DIRECTION:
Below are some entries. Output each one exactly as it appears.

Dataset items
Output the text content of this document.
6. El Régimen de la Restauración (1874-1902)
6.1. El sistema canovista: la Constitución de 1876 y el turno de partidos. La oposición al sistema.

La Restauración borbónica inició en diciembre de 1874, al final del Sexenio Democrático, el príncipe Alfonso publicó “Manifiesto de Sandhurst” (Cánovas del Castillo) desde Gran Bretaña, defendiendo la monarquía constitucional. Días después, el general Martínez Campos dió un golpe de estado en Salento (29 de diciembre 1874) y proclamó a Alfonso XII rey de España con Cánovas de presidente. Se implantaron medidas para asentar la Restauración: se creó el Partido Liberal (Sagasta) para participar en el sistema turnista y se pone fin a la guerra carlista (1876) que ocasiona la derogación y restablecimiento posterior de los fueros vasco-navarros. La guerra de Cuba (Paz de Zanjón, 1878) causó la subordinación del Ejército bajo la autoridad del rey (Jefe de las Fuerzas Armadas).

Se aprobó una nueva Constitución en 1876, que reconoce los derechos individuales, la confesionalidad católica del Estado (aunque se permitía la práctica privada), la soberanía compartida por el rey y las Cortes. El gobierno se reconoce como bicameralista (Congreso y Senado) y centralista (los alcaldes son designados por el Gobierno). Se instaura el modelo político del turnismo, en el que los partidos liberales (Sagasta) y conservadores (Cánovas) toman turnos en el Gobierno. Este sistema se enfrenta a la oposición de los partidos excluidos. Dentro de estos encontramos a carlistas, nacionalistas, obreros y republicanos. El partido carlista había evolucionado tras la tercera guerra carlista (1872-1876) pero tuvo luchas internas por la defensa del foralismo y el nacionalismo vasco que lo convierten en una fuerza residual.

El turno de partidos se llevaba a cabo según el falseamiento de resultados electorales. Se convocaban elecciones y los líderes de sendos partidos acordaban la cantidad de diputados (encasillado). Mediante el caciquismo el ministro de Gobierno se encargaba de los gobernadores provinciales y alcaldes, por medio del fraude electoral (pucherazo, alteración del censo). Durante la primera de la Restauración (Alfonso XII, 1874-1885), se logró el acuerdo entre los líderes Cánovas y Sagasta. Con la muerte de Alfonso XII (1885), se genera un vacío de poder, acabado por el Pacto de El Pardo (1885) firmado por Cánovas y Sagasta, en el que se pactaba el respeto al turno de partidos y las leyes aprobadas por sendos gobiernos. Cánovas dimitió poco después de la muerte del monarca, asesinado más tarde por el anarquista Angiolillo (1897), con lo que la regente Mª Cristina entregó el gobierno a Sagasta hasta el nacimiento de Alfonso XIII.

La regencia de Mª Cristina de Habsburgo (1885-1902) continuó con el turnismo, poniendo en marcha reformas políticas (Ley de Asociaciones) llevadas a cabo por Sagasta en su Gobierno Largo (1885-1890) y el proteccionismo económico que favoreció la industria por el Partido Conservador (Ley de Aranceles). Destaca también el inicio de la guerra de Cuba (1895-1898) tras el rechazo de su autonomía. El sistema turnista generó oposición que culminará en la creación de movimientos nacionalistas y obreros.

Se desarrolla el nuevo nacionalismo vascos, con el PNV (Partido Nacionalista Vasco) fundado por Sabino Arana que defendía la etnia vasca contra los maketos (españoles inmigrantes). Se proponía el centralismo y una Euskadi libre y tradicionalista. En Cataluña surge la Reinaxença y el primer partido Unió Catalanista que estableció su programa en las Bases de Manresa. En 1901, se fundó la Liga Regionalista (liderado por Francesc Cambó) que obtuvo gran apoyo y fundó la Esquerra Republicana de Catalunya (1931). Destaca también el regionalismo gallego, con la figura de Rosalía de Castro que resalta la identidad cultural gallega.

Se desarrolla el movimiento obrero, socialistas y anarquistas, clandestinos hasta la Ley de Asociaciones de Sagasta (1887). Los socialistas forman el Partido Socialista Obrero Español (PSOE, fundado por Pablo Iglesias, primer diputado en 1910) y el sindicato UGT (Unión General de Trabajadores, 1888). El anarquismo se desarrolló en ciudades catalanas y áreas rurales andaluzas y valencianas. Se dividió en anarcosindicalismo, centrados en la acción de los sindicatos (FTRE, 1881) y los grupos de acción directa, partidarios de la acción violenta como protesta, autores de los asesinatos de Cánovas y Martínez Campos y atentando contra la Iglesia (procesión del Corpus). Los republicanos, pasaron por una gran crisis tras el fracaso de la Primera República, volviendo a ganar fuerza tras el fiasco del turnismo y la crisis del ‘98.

SOLUTION TO THIS TASK:
Output the text content of this document.
6. El Régimen de la Restauración (1874-1902)
6.1. El sistema canovista: la Constitución de 1876 y el turno de partidos. La oposición al sistema.

La Restauración borbónica inició en diciembre de 1874, al final del Sexenio Democrático, el príncipe Alfonso publicó “Manifiesto de Sandhurst” (Cánovas del Castillo) desde Gran Bretaña, defendiendo la monarquía constitucional. Días después, el general Martínez Campos dió un golpe de estado en Salento (29 de diciembre 1874) y proclamó a Alfonso XII rey de España con Cánovas de presidente. Se implantaron medidas para asentar la Restauración: se creó el Partido Liberal (Sagasta) para participar en el sistema turnista y se pone fin a la guerra carlista (1876) que ocasiona la derogación y restablecimiento posterior de los fueros vasco-navarros. La guerra de Cuba (Paz de Zanjón, 1878) causó la subordinación del Ejército bajo la autoridad del rey (Jefe de las Fuerzas Armadas).

Se aprobó una nueva Constitución en 1876, que reconoce los derechos individuales, la confesionalidad católica del Estado (aunque se permitía la práctica privada), la soberanía compartida por el rey y las Cortes. El gobierno se reconoce como bicameralista (Congreso y Senado) y centralista (los alcaldes son designados por el Gobierno). Se instaura el modelo político del turnismo, en el que los partidos liberales (Sagasta) y conservadores (Cánovas) toman turnos en el Gobierno. Este sistema se enfrenta a la oposición de los partidos excluidos. Dentro de estos encontramos a carlistas, nacionalistas, obreros y republicanos. El partido carlista había evolucionado tras la tercera guerra carlista (1872-1876) pero tuvo luchas internas por la defensa del foralismo y el nacionalismo vasco que lo convierten en una fuerza residual.

El turno de partidos se llevaba a cabo según el falseamiento de resultados electorales. Se convocaban elecciones y los líderes de sendos partidos acordaban la cantidad de diputados (encasillado). Mediante el caciquismo el ministro de Gobierno se encargaba de los gobernadores provinciales y alcaldes, por medio del fraude electoral (pucherazo, alteración del censo). Durante la primera de la Restauración (Alfonso XII, 1874-1885), se logró el acuerdo entre los líderes Cánovas y Sagasta. Con la muerte de Alfonso XII (1885), se genera un vacío de poder, acabado por el Pacto de El Pardo (1885) firmado por Cánovas y Sagasta, en el que se pactaba el respeto al turno de partidos y las leyes aprobadas por sendos gobiernos. Cánovas dimitió poco después de la muerte del monarca, asesinado más tarde por el anarquista Angiolillo (1897), con lo que la regente Mª Cristina entregó el gobierno a Sagasta hasta el nacimiento de Alfonso XIII.

La regencia de Mª Cristina de Habsburgo (1885-1902) continuó con el turnismo, poniendo en marcha reformas políticas (Ley de Asociaciones) llevadas a cabo por Sagasta en su Gobierno Largo (1885-1890) y el proteccionismo económico que favoreció la industria por el Partido Conservador (Ley de Aranceles). Destaca también el inicio de la guerra de Cuba (1895-1898) tras el rechazo de su autonomía. El sistema turnista generó oposición que culminará en la creación de movimientos nacionalistas y obreros.

Se desarrolla el nuevo nacionalismo vascos, con el PNV (Partido Nacionalista Vasco) fundado por Sabino Arana que defendía la etnia vasca contra los maketos (españoles inmigrantes). Se proponía el centralismo y una Euskadi libre y tradicionalista. En Cataluña surge la Reinaxença y el primer partido Unió Catalanista que estableció su programa en las Bases de Manresa. En 1901, se fundó la Liga Regionalista (liderado por Francesc Cambó) que obtuvo gran apoyo y fundó la Esquerra Republicana de Catalunya (1931). Destaca también el regionalismo gallego, con la figura de Rosalía de Castro que resalta la identidad cultural gallega.

Se desarrolla el movimiento obrero, socialistas y anarquistas, clandestinos hasta la Ley de Asociaciones de Sagasta (1887). Los socialistas forman el Partido Socialista Obrero Español (PSOE, fundado por Pablo Iglesias, primer diputado en 1910) y el sindicato UGT (Unión General de Trabajadores, 1888). El anarquismo se desarrolló en ciudades catalanas y áreas rurales andaluzas y valencianas. Se dividió en anarcosindicalismo, centrados en la acción de los sindicatos (FTRE, 1881) y los grupos de acción directa, partidarios de la acción violenta como protesta, autores de los asesinatos de Cánovas y Martínez Campos y atentando contra la Iglesia (procesión del Corpus). Los republicanos, pasaron por una gran crisis tras el fracaso de la Primera República, volviendo a ganar fuerza tras el fiasco del turnismo y la crisis del ‘98.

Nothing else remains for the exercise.